= EXCERPTED TEXT =
[START]

Message 21 of 31 (298142)
03-25-2006 9:18 PM
Reply to: Message 17 by Faith
03-25-2006 1:23 PM


Faith writes:
My main point was that nothing happens without God.
Only if you know as little about our world as 100BC man. Why does an eclipse happen? Is it God, or is it the movement in our solar system? Why does a tornado happen? Is it God or is it a low pressure system? Ok, well those might not be God because we understand them now, but what made our solar system and low pressure systems? We dont know yet? BAM, it's God!
Faith writes:
You were implying that when the "accidents" of nature I mentioned become understood, even to being 100% predictable, then God would no longer be needed to explain them either, and that their being explainable as God's work now is simply because they are still unknown, which is the God in the gaps idea
Spot on there. That's exactly how I mean it. I’ll do a bit of poking around the internet for this God of the gap idea, since it seems to be quite close to what I’m talking about.

[END]

= STATED EXERCISE =
In the forum post, what idea does the writer plan to look up on the internet? The rows that come next have no connection to the forum post.

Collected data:
[START]

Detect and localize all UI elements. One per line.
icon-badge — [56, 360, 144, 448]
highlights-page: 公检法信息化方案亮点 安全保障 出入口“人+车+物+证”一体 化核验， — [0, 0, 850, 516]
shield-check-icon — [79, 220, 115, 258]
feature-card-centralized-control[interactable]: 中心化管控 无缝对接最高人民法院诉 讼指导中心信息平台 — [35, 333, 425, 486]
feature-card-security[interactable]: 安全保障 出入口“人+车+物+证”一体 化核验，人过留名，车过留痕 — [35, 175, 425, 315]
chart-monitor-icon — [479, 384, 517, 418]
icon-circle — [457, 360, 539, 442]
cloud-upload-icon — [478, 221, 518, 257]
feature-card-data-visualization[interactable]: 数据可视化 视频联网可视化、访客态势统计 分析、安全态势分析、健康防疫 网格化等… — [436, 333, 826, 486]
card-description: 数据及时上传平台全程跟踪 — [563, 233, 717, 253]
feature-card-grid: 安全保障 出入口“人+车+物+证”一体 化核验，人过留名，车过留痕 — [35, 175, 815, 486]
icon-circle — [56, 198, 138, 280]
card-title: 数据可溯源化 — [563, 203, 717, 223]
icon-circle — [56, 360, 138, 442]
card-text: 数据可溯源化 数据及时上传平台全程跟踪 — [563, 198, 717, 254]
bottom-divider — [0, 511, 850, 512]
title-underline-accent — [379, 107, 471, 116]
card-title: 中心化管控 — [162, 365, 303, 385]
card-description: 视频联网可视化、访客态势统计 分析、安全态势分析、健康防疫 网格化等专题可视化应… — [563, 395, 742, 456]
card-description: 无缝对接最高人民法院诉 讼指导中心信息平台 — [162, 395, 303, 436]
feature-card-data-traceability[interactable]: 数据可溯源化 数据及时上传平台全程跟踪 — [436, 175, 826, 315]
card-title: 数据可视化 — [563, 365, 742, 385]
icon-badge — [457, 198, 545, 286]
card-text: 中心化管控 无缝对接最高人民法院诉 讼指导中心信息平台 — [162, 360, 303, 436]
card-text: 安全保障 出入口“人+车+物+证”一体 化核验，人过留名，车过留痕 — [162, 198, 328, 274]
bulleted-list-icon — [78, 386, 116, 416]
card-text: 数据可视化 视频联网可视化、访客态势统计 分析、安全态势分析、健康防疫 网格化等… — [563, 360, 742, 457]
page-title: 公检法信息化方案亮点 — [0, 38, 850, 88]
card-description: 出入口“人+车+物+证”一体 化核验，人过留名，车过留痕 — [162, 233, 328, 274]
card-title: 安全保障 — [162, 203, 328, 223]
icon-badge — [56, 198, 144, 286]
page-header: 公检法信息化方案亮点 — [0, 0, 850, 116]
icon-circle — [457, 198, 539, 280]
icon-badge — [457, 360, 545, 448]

[END]

= SOLUTION TO THIS TASK =
The God of the gap idea.